Available data:
-------

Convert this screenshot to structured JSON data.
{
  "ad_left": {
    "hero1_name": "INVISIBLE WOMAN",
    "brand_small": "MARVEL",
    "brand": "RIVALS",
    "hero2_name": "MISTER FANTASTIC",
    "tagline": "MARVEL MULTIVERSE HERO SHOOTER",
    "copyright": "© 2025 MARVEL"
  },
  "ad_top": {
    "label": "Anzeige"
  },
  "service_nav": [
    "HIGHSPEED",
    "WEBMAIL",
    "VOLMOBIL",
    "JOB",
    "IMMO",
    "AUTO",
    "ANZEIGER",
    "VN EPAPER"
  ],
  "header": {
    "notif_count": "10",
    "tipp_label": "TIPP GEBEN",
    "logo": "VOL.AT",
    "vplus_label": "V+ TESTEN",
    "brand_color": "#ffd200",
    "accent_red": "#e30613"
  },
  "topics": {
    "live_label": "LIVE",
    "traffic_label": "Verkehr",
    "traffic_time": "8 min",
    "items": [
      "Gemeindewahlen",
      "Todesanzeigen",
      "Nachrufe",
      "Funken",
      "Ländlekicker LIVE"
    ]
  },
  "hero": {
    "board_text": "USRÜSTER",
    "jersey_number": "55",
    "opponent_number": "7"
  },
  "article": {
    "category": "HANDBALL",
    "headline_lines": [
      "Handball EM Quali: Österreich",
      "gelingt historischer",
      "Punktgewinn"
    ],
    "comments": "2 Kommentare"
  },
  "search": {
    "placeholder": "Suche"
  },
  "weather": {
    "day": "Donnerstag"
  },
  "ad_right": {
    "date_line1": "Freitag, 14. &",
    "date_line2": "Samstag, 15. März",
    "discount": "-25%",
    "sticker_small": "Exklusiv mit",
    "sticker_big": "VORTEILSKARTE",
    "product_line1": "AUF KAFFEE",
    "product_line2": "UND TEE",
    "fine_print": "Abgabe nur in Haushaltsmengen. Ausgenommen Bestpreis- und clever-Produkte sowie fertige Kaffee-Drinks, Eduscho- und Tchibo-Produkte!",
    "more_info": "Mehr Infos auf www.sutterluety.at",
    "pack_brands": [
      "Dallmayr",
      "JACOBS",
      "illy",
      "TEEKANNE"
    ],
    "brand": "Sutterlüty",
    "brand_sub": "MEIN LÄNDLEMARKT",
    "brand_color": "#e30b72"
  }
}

-------

Exercise:
Which lines in the data above hold the word "MARVEL"? Return each of them.

Solved problem:
    "brand_small": "MARVEL",
    "tagline": "MARVEL MULTIVERSE HERO SHOOTER",
    "copyright": "© 2025 MARVEL"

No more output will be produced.